### Problem description
Pick out every line of the listing below that contains the string "multiplier".

### Input for this task
****

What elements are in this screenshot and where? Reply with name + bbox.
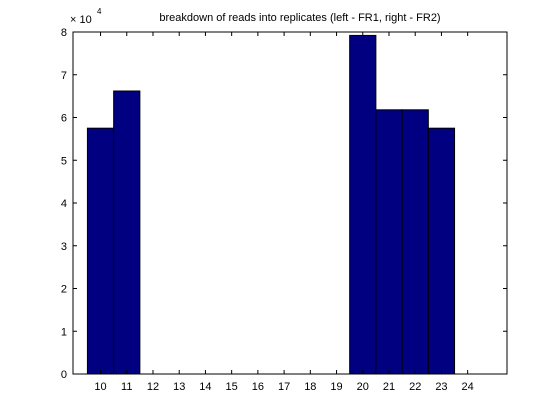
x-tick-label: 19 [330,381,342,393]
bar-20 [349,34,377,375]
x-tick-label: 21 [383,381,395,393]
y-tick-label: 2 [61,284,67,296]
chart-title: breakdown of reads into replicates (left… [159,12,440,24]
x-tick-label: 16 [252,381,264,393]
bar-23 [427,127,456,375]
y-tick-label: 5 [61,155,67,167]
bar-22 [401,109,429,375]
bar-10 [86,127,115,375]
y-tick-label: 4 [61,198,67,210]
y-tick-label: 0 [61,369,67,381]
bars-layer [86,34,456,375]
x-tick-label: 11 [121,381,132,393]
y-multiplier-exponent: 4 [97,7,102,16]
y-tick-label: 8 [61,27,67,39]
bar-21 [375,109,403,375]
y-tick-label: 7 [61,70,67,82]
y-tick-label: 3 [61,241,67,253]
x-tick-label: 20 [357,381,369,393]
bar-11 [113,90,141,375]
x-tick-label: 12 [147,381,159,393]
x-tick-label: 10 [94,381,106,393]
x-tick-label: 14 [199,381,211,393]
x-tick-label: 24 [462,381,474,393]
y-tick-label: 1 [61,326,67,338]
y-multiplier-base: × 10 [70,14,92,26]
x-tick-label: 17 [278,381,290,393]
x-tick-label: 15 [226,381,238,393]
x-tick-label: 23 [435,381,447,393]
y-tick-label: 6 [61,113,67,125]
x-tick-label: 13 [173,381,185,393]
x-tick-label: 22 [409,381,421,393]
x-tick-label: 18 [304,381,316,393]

****

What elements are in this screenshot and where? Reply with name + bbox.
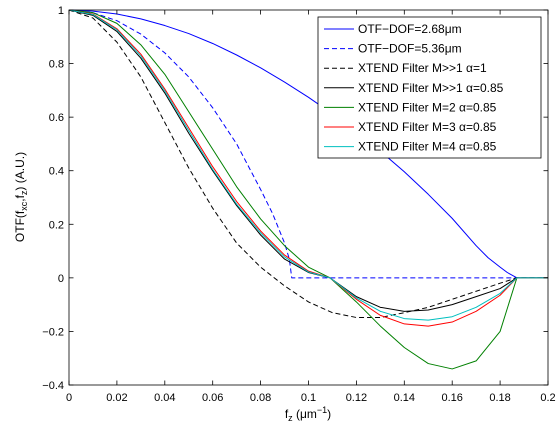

****

### Solution to this exercise
y-multiplier-exponent: 4 [97,7,102,16]
y-multiplier-base: × 10 [70,14,92,26]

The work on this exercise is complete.